*Task material:*
● ● ● ● ●

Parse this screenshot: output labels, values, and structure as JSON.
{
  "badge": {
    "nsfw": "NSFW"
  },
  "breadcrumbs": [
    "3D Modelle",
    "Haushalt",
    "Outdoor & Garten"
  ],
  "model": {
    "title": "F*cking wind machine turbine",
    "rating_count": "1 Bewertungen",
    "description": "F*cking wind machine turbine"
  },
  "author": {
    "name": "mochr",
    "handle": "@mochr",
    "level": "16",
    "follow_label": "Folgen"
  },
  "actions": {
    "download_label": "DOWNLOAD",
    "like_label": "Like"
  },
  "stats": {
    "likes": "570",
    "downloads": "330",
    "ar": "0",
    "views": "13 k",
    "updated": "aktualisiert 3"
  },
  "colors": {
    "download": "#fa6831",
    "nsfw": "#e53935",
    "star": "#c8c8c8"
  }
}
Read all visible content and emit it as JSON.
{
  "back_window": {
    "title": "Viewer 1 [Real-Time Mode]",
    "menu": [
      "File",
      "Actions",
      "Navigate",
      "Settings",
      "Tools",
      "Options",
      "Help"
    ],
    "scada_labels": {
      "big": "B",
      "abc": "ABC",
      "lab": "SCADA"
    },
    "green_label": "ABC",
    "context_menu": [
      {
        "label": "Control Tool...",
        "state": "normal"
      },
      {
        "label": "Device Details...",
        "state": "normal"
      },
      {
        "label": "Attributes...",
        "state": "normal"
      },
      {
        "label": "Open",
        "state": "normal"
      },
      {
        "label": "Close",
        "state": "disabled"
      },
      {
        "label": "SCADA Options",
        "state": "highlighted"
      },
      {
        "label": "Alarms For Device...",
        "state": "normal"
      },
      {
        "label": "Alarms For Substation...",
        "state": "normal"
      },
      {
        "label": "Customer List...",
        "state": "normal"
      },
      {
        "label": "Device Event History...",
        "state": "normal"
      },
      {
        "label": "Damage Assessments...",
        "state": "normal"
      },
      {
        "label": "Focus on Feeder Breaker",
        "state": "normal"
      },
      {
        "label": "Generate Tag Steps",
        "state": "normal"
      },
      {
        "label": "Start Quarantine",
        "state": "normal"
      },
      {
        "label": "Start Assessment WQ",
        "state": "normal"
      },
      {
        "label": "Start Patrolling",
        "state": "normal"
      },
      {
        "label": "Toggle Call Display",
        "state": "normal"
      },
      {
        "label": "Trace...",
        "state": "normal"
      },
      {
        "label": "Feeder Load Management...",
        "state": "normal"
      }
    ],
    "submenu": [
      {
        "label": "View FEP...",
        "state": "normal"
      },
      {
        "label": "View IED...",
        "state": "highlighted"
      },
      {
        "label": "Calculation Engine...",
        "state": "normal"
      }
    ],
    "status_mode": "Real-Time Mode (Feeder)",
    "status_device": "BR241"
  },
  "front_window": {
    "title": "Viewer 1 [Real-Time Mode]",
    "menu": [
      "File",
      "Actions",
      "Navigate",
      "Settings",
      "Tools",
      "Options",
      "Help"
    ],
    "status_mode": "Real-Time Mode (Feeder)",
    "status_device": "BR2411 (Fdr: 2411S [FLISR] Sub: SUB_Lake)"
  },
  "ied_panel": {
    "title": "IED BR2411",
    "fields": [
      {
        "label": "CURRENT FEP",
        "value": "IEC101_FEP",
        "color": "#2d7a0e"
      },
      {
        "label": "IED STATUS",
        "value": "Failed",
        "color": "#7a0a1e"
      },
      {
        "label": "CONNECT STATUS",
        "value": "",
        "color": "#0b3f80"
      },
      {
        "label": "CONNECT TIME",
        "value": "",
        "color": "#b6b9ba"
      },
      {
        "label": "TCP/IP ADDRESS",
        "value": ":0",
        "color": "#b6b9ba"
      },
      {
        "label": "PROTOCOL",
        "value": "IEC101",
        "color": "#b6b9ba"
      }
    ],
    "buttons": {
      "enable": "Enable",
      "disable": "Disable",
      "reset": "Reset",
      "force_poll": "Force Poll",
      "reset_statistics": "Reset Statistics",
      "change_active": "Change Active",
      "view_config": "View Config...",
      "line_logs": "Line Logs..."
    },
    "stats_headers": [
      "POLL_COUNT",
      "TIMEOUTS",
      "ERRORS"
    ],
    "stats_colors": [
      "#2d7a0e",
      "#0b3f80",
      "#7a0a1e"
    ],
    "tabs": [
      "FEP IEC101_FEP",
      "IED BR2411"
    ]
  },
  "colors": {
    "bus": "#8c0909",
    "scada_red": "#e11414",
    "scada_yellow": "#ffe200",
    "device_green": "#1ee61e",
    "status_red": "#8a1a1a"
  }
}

● ● ● ● ●

*Task directions:* Using the listing above, work out how many of its lines include "Alarms", and give only the result.

*Solution to this exercise:* 2